■ **Records to process**:
......

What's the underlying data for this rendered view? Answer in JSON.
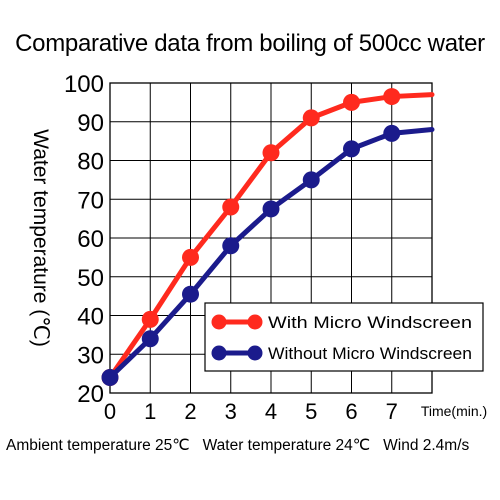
{
  "chart_data": {
    "type": "line",
    "title": "Comparative data from boiling of 500cc water",
    "ylabel": "Water temperature (℃)",
    "xlabel": "Time(min.)",
    "x": [
      0,
      1,
      2,
      3,
      4,
      5,
      6,
      7
    ],
    "x_ticks": [
      "0",
      "1",
      "2",
      "3",
      "4",
      "5",
      "6",
      "7"
    ],
    "y_ticks": [
      "20",
      "30",
      "40",
      "50",
      "60",
      "70",
      "80",
      "90",
      "100"
    ],
    "xlim": [
      0,
      8
    ],
    "ylim": [
      20,
      100
    ],
    "grid": true,
    "legend_placement": "bottom-right",
    "series": [
      {
        "name": "With Micro Windscreen",
        "color": "#ff2a1e",
        "values": [
          24,
          39,
          55,
          68,
          82,
          91,
          95,
          96.5
        ],
        "continues_to": [
          8,
          97
        ]
      },
      {
        "name": "Without Micro Windscreen",
        "color": "#1b1b8c",
        "values": [
          24,
          34,
          45.5,
          58,
          67.5,
          75,
          83,
          87
        ],
        "continues_to": [
          8,
          88
        ]
      }
    ],
    "footnote": "Ambient temperature 25℃   Water temperature 24℃   Wind 2.4m/s"
  }
}
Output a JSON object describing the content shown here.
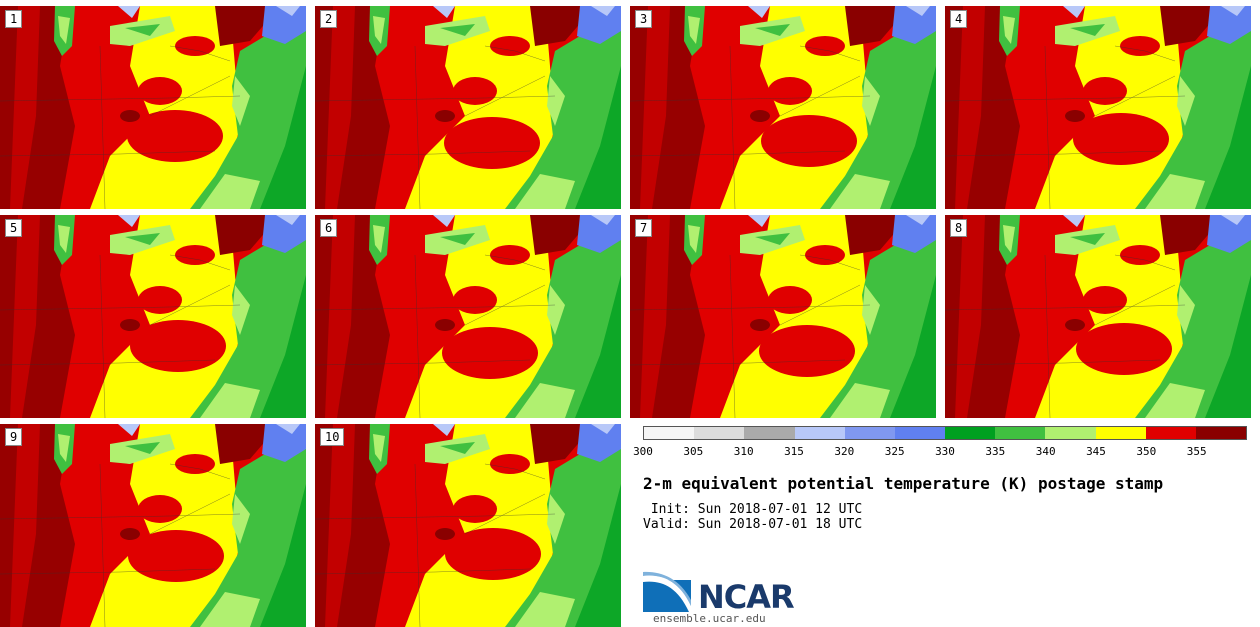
{
  "panels": [
    {
      "label": "1"
    },
    {
      "label": "2"
    },
    {
      "label": "3"
    },
    {
      "label": "4"
    },
    {
      "label": "5"
    },
    {
      "label": "6"
    },
    {
      "label": "7"
    },
    {
      "label": "8"
    },
    {
      "label": "9"
    },
    {
      "label": "10"
    }
  ],
  "colorbar": {
    "ticks": [
      "300",
      "305",
      "310",
      "315",
      "320",
      "325",
      "330",
      "335",
      "340",
      "345",
      "350",
      "355"
    ],
    "colors": [
      "#f5f5f5",
      "#dcdcdc",
      "#aaaaaa",
      "#b8c8f8",
      "#8098f0",
      "#6080f0",
      "#00a020",
      "#40c040",
      "#b0f070",
      "#ffff00",
      "#e00000",
      "#8a0000"
    ]
  },
  "title": "2-m equivalent potential temperature (K) postage stamp",
  "init": " Init: Sun 2018-07-01 12 UTC",
  "valid": "Valid: Sun 2018-07-01 18 UTC",
  "logo": {
    "text": "NCAR",
    "url": "ensemble.ucar.edu"
  }
}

......

Reproduce the records above exactly, leaving out every picture they contain.

■ **Finished exercise**:
What's the underlying data for this rendered view? Answer in JSON.
{
  "chart_data": {
    "type": "line",
    "title": "Comparative data from boiling of 500cc water",
    "ylabel": "Water temperature (℃)",
    "xlabel": "Time(min.)",
    "x": [
      0,
      1,
      2,
      3,
      4,
      5,
      6,
      7
    ],
    "x_ticks": [
      "0",
      "1",
      "2",
      "3",
      "4",
      "5",
      "6",
      "7"
    ],
    "y_ticks": [
      "20",
      "30",
      "40",
      "50",
      "60",
      "70",
      "80",
      "90",
      "100"
    ],
    "xlim": [
      0,
      8
    ],
    "ylim": [
      20,
      100
    ],
    "grid": true,
    "legend_placement": "bottom-right",
    "series": [
      {
        "name": "With Micro Windscreen",
        "color": "#ff2a1e",
        "values": [
          24,
          39,
          55,
          68,
          82,
          91,
          95,
          96.5
        ],
        "continues_to": [
          8,
          97
        ]
      },
      {
        "name": "Without Micro Windscreen",
        "color": "#1b1b8c",
        "values": [
          24,
          34,
          45.5,
          58,
          67.5,
          75,
          83,
          87
        ],
        "continues_to": [
          8,
          88
        ]
      }
    ],
    "footnote": "Ambient temperature 25℃   Water temperature 24℃   Wind 2.4m/s"
  }
}
Output a JSON object describing the content shown here.
{
  "panels": [
    {
      "label": "1"
    },
    {
      "label": "2"
    },
    {
      "label": "3"
    },
    {
      "label": "4"
    },
    {
      "label": "5"
    },
    {
      "label": "6"
    },
    {
      "label": "7"
    },
    {
      "label": "8"
    },
    {
      "label": "9"
    },
    {
      "label": "10"
    }
  ],
  "colorbar": {
    "ticks": [
      "300",
      "305",
      "310",
      "315",
      "320",
      "325",
      "330",
      "335",
      "340",
      "345",
      "350",
      "355"
    ],
    "colors": [
      "#f5f5f5",
      "#dcdcdc",
      "#aaaaaa",
      "#b8c8f8",
      "#8098f0",
      "#6080f0",
      "#00a020",
      "#40c040",
      "#b0f070",
      "#ffff00",
      "#e00000",
      "#8a0000"
    ]
  },
  "title": "2-m equivalent potential temperature (K) postage stamp",
  "init": " Init: Sun 2018-07-01 12 UTC",
  "valid": "Valid: Sun 2018-07-01 18 UTC",
  "logo": {
    "text": "NCAR",
    "url": "ensemble.ucar.edu"
  }
}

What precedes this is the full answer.